Directions: Select all lines with the string "effectively" in them, and copy those lines.

===== Source data =====

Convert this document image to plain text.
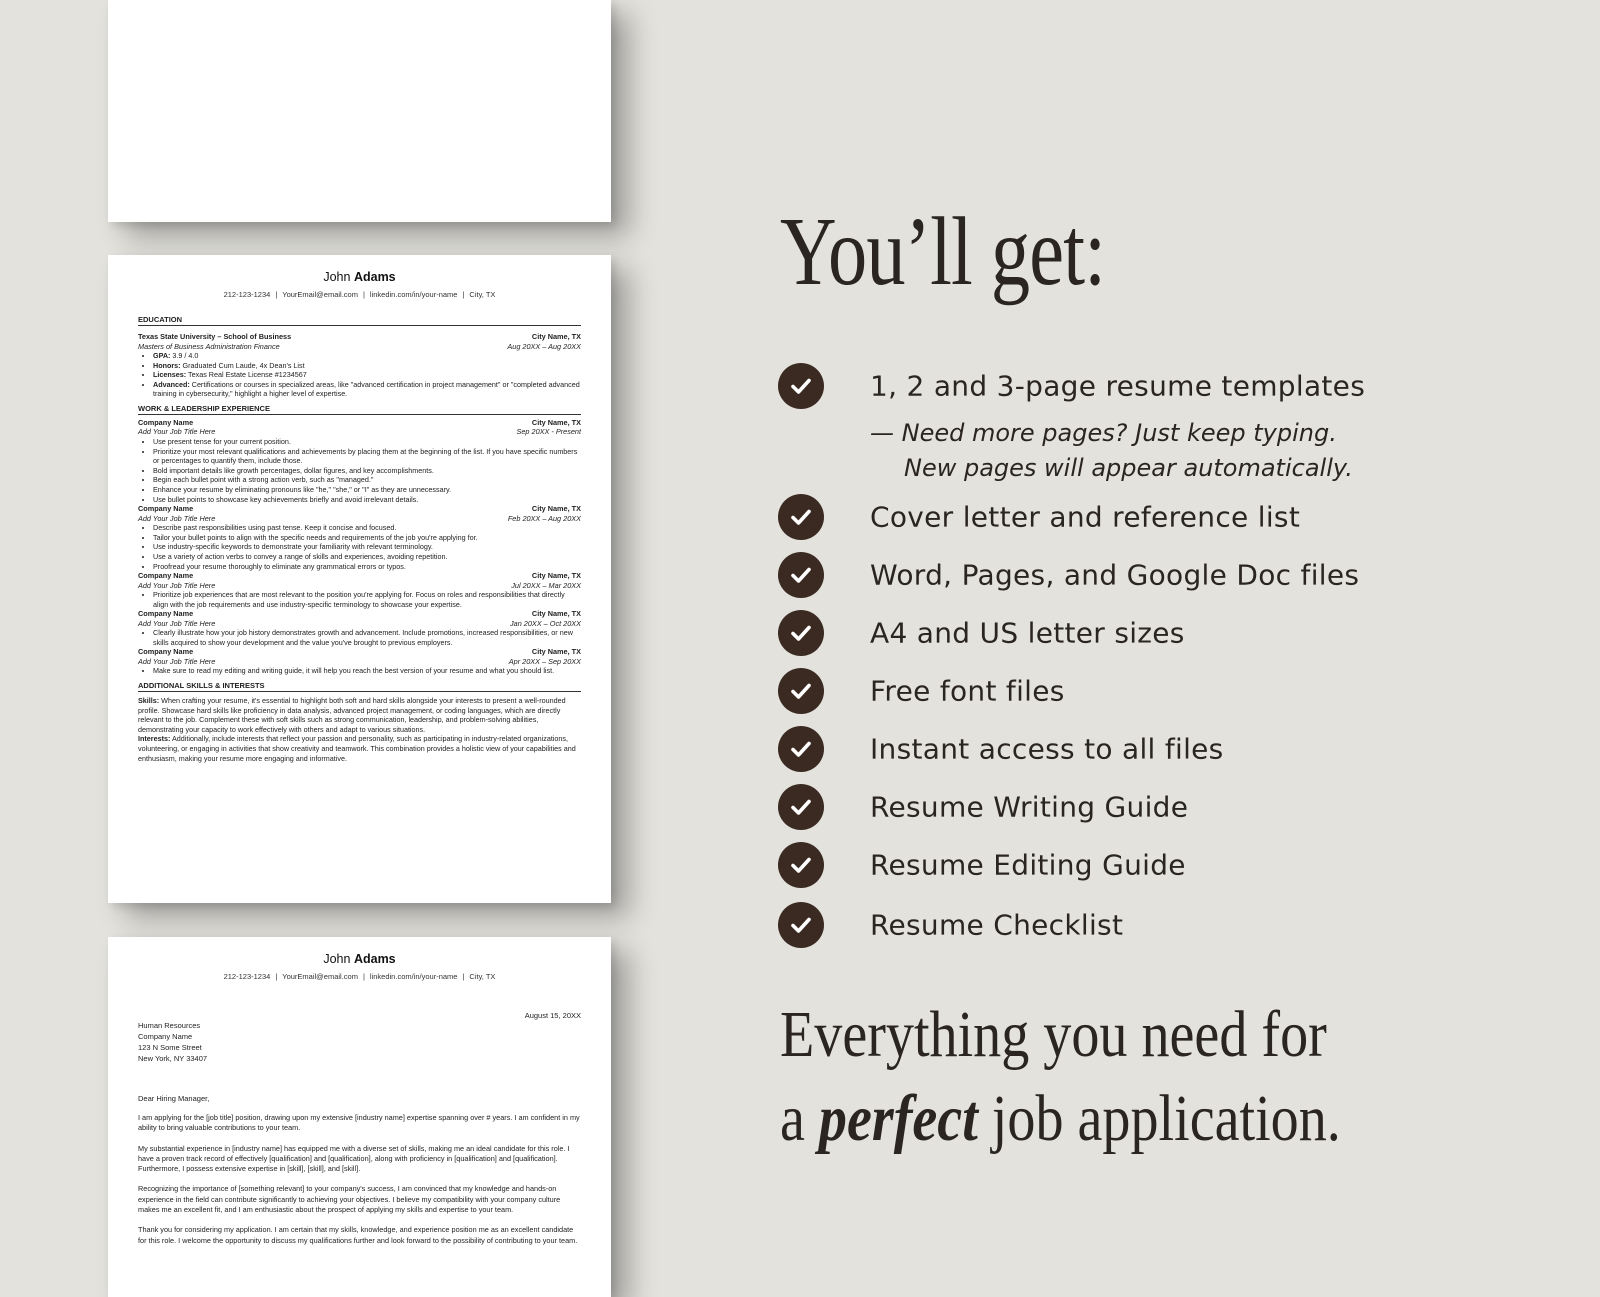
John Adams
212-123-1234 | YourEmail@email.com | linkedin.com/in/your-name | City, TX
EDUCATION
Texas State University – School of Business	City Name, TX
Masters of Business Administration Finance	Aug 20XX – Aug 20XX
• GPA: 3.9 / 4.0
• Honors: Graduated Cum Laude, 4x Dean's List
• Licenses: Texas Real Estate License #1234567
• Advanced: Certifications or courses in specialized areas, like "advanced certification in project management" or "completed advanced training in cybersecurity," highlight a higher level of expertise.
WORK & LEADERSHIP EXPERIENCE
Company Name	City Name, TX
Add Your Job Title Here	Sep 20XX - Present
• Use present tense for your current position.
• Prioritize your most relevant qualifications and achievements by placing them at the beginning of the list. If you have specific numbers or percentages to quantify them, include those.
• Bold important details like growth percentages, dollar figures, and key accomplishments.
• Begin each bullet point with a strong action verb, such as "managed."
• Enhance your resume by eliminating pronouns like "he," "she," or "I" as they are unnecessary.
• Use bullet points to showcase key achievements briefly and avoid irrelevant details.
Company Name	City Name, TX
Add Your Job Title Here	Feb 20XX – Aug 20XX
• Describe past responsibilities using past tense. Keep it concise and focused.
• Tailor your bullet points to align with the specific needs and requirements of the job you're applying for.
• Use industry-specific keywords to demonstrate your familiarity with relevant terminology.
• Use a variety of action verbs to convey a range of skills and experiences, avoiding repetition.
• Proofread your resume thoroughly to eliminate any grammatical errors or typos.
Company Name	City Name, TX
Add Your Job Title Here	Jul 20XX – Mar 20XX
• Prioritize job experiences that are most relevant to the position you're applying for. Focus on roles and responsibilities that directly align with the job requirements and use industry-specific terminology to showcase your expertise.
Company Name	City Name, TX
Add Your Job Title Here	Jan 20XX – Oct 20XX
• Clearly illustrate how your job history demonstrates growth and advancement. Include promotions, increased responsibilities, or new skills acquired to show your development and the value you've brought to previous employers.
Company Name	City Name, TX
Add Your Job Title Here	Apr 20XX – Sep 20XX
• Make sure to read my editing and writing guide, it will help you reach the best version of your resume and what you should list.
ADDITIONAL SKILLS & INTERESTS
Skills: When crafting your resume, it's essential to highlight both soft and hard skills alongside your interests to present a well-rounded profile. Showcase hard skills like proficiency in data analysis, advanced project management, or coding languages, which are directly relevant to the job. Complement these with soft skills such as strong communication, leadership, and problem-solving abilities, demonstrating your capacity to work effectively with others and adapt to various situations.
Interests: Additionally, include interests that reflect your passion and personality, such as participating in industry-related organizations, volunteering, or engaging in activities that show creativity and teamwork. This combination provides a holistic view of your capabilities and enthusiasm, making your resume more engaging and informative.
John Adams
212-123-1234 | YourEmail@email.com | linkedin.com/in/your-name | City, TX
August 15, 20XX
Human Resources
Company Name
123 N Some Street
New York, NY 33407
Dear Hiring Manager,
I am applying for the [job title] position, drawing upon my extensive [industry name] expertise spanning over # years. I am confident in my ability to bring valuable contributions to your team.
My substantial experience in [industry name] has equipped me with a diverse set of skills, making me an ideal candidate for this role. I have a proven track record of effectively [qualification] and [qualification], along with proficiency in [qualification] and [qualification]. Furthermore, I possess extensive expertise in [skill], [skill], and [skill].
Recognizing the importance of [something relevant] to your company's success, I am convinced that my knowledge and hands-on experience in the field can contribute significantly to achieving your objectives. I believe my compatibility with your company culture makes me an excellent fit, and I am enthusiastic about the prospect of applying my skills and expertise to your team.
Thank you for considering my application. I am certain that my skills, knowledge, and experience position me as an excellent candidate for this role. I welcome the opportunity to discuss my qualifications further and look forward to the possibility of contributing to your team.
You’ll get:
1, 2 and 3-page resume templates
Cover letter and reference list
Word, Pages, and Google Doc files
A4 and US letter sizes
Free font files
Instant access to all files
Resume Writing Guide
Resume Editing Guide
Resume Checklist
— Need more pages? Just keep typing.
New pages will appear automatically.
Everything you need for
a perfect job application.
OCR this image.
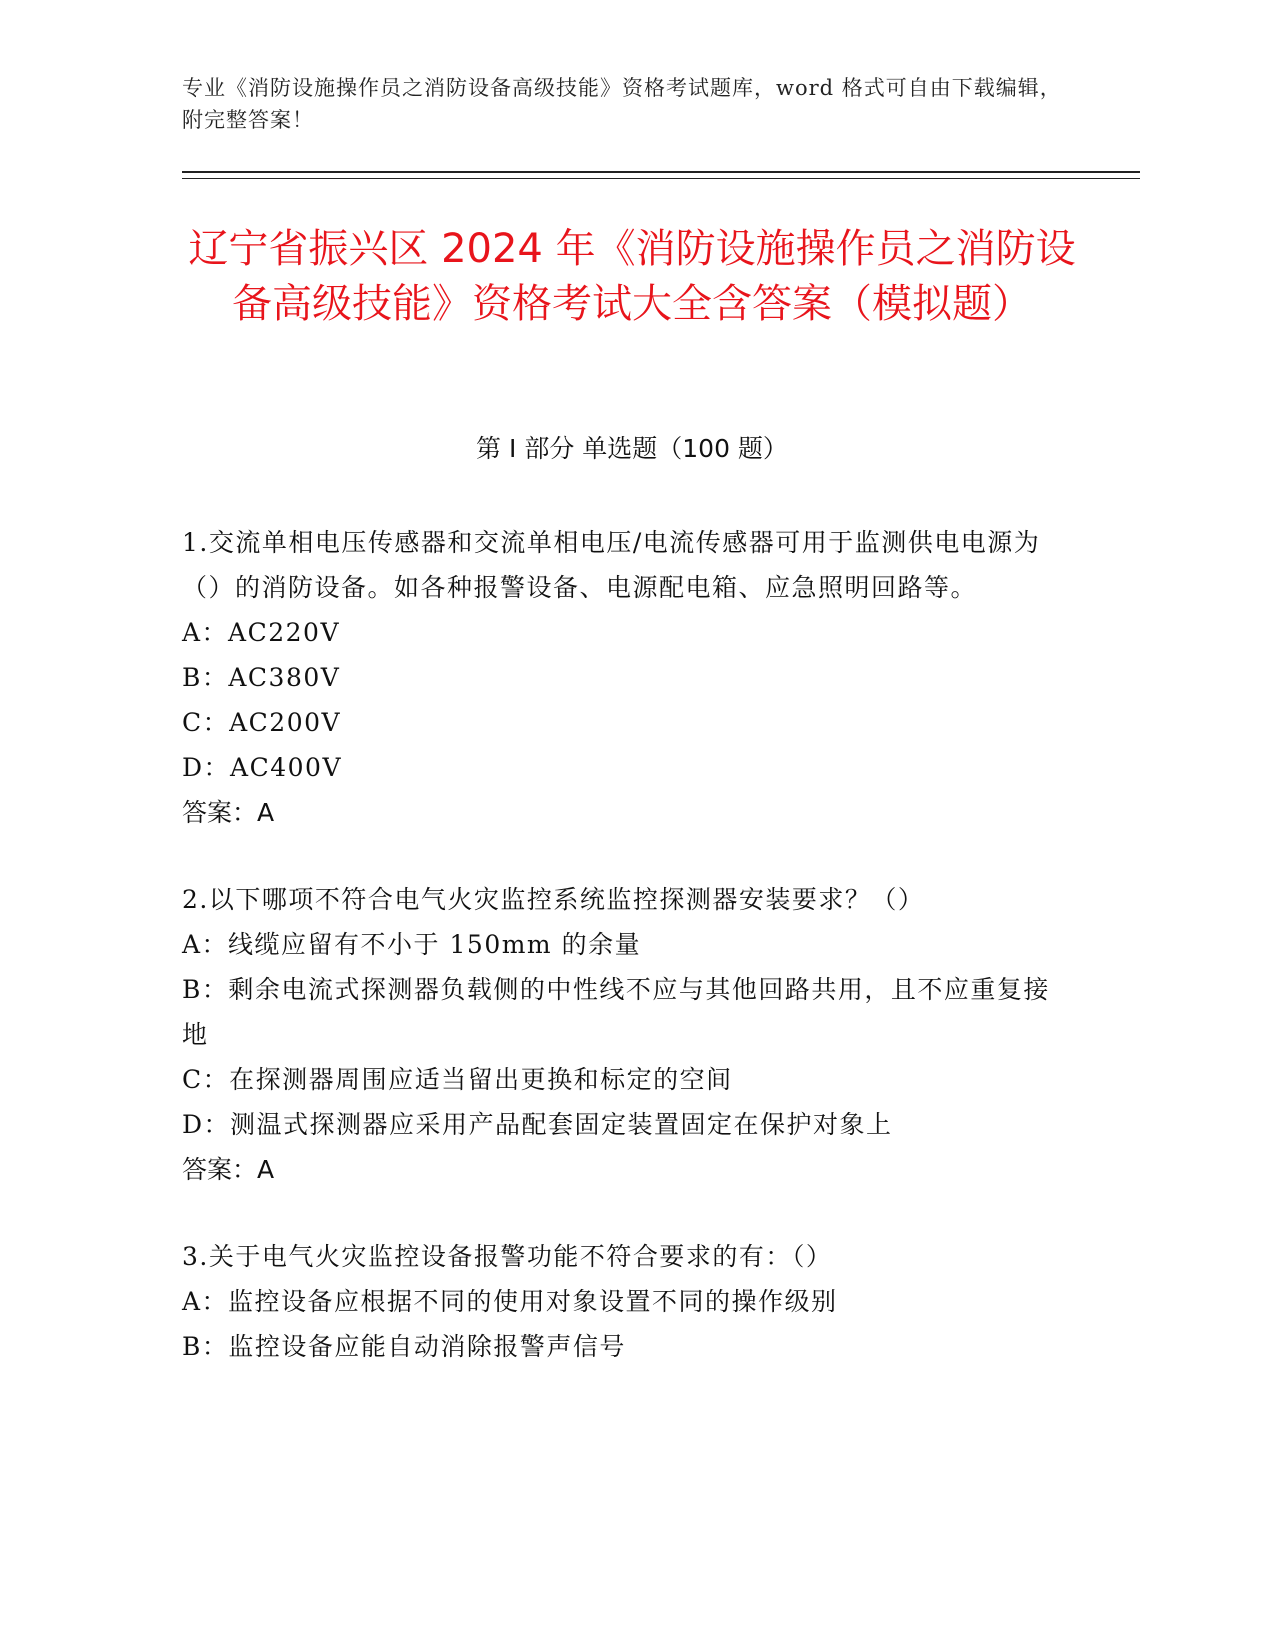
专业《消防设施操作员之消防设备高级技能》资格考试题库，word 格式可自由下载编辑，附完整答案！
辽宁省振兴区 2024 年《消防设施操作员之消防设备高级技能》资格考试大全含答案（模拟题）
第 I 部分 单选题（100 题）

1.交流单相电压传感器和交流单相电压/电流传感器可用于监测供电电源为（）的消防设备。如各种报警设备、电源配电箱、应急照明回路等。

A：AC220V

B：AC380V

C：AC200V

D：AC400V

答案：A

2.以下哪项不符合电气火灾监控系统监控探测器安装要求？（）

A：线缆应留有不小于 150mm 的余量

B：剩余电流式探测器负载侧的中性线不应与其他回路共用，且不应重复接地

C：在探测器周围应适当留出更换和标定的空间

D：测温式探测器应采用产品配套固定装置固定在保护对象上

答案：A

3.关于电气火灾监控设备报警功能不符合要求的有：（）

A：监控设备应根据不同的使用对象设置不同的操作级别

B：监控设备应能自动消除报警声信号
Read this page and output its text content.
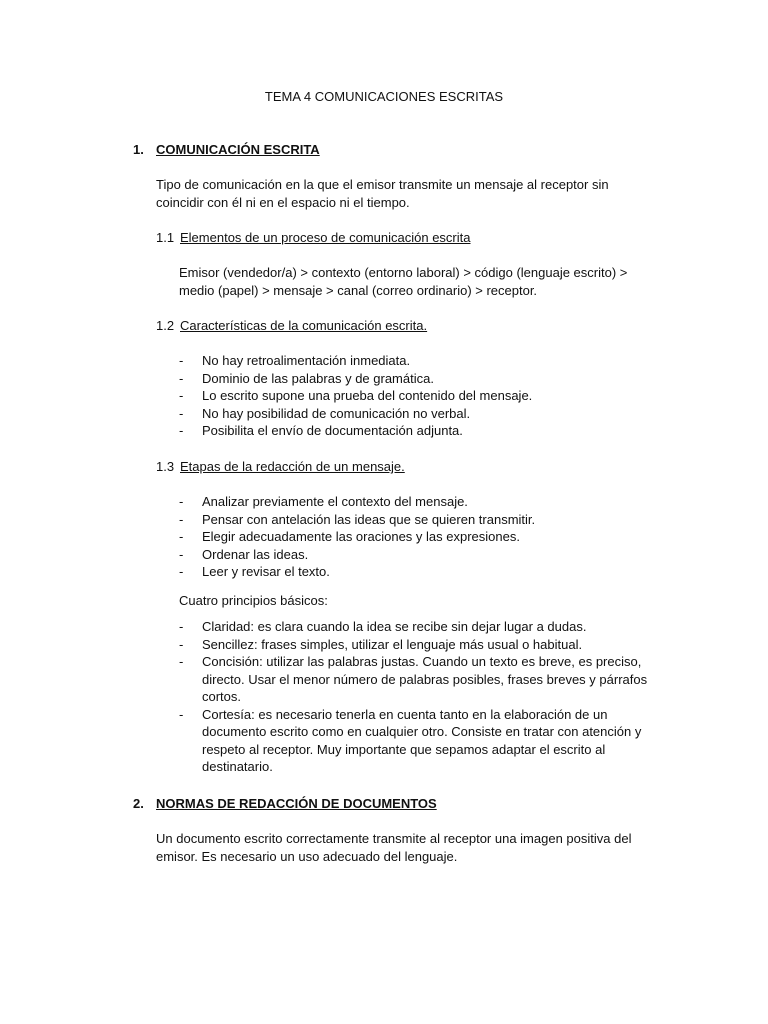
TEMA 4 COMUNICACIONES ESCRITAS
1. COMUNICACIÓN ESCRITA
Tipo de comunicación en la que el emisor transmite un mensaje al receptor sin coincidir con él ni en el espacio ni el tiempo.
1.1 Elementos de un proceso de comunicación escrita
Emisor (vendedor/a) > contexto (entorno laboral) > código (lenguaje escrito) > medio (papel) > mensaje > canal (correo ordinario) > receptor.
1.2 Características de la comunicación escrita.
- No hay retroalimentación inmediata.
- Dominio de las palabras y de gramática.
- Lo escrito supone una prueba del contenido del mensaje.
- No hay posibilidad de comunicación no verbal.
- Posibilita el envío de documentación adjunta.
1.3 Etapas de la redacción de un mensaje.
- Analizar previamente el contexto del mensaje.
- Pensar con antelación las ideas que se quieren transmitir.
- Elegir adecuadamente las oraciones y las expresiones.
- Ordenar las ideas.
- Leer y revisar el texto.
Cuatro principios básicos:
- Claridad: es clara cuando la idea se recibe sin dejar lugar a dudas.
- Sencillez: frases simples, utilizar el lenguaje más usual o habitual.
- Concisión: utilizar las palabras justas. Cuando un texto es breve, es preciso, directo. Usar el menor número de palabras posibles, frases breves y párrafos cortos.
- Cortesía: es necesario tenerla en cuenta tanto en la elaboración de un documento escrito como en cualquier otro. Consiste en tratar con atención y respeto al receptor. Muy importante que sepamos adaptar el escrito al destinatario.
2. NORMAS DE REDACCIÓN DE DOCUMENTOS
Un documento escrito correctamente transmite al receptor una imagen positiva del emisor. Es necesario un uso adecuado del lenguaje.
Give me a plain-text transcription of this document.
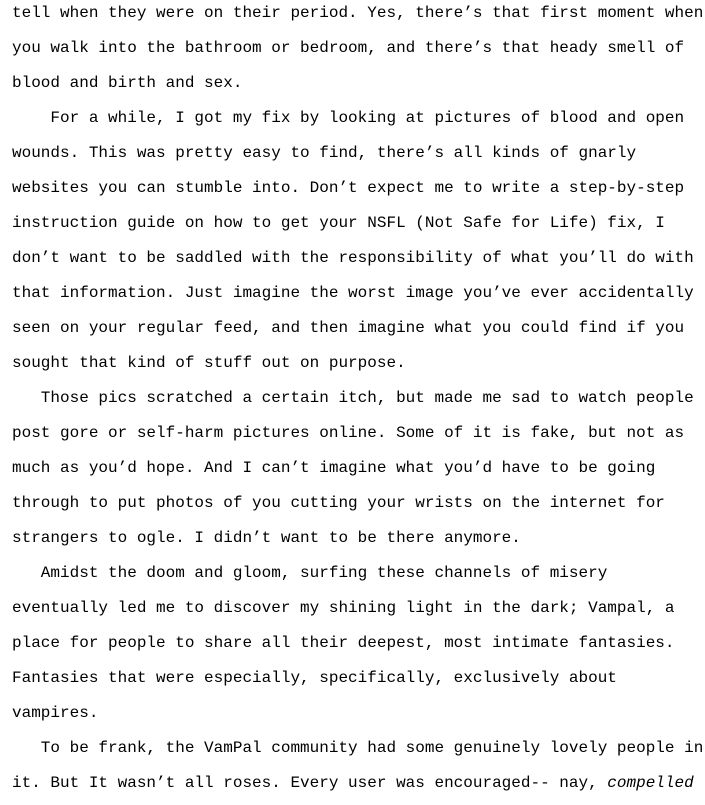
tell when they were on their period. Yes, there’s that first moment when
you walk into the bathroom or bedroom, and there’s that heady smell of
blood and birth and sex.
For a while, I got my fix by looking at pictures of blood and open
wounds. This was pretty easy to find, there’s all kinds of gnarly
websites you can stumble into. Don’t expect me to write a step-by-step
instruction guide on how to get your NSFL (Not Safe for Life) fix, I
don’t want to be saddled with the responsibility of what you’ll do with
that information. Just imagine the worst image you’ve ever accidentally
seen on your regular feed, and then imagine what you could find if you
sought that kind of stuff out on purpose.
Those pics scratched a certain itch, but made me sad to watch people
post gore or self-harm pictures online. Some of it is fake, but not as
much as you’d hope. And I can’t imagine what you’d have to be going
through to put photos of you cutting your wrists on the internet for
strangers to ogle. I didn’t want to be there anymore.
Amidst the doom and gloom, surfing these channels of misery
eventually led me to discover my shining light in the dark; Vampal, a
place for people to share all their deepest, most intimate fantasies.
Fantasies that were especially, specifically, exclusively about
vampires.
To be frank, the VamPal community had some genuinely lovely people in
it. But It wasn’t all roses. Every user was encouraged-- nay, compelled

=====

Final result:
Skills: When crafting your resume, it's essential to highlight both soft and hard skills alongside your interests to present a well-rounded profile. Showcase hard skills like proficiency in data analysis, advanced project management, or coding languages, which are directly relevant to the job. Complement these with soft skills such as strong communication, leadership, and problem-solving abilities, demonstrating your capacity to work effectively with others and adapt to various situations.
My substantial experience in [industry name] has equipped me with a diverse set of skills, making me an ideal candidate for this role. I have a proven track record of effectively [qualification] and [qualification], along with proficiency in [qualification] and [qualification]. Furthermore, I possess extensive expertise in [skill], [skill], and [skill].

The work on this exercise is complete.